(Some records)

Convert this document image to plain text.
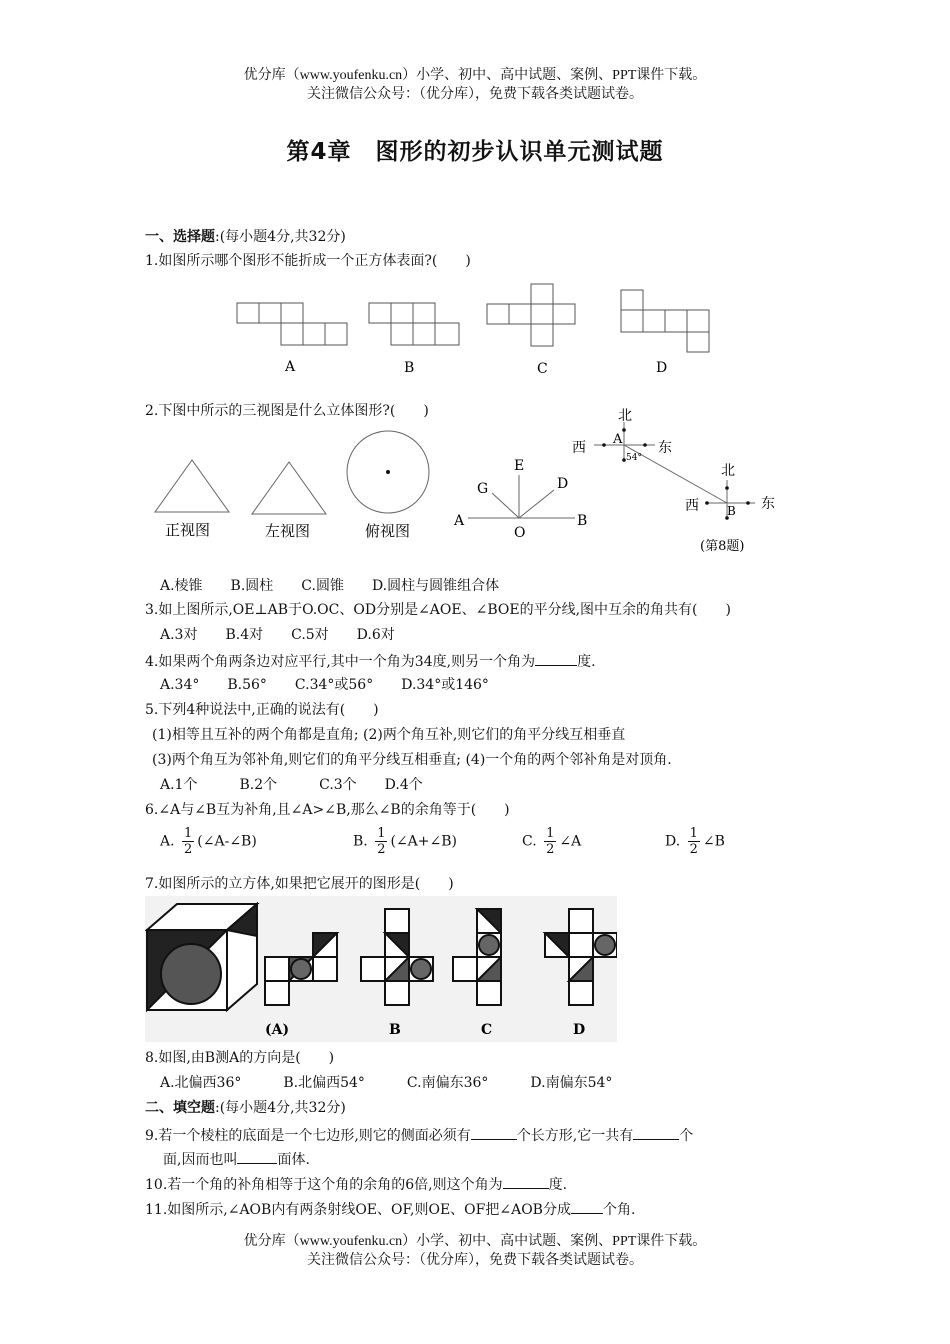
优分库（www.youfenku.cn）小学、初中、高中试题、案例、PPT课件下载。
关注微信公众号：（优分库），免费下载各类试题试卷。
第4章　图形的初步认识单元测试题
一、选择题:(每小题4分,共32分)
1.如图所示哪个图形不能折成一个正方体表面?(　　)
A	B	C	D
2.下图中所示的三视图是什么立体图形?(　　)
正视图	左视图	俯视图
A
G
E
D
B
O
北
西	东
A
54°
北
西	东
B
(第8题)
A.棱锥　　B.圆柱　　C.圆锥　　D.圆柱与圆锥组合体
3.如上图所示,OE⊥AB于O.OC、OD分别是∠AOE、∠BOE的平分线,图中互余的角共有(　　)
A.3对　　B.4对　　C.5对　　D.6对
4.如果两个角两条边对应平行,其中一个角为34度,则另一个角为	度.
A.34°　　B.56°　　C.34°或56°　　D.34°或146°
5.下列4种说法中,正确的说法有(　　)
(1)相等且互补的两个角都是直角; (2)两个角互补,则它们的角平分线互相垂直
(3)两个角互为邻补角,则它们的角平分线互相垂直; (4)一个角的两个邻补角是对顶角.
A.1个　　　B.2个　　　C.3个　　D.4个
6.∠A与∠B互为补角,且∠A>∠B,那么∠B的余角等于(　　)
A. $\frac{1}{2}$ (∠A-∠B)	B. $\frac{1}{2}$ (∠A+∠B)	C. $\frac{1}{2}$ ∠A	D. $\frac{1}{2}$ ∠B
7.如图所示的立方体,如果把它展开的图形是(　　)
(A)	B	C	D
8.如图,由B测A的方向是(　　)
A.北偏西36°　　　B.北偏西54°　　　C.南偏东36°　　　D.南偏东54°
二、填空题:(每小题4分,共32分)
9.若一个棱柱的底面是一个七边形,则它的侧面必须有	个长方形,它一共有	个
面,因而也叫	面体.
10.若一个角的补角相等于这个角的余角的6倍,则这个角为	度.
11.如图所示,∠AOB内有两条射线OE、OF,则OE、OF把∠AOB分成 个角.
优分库（www.youfenku.cn）小学、初中、高中试题、案例、PPT课件下载。
关注微信公众号：（优分库），免费下载各类试题试卷。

### Task description
Copy down every line of the material above that includes the string "则它们的角平分线互相垂直".

### Result for this exercise
(1)相等且互补的两个角都是直角; (2)两个角互补,则它们的角平分线互相垂直
(3)两个角互为邻补角,则它们的角平分线互相垂直; (4)一个角的两个邻补角是对顶角.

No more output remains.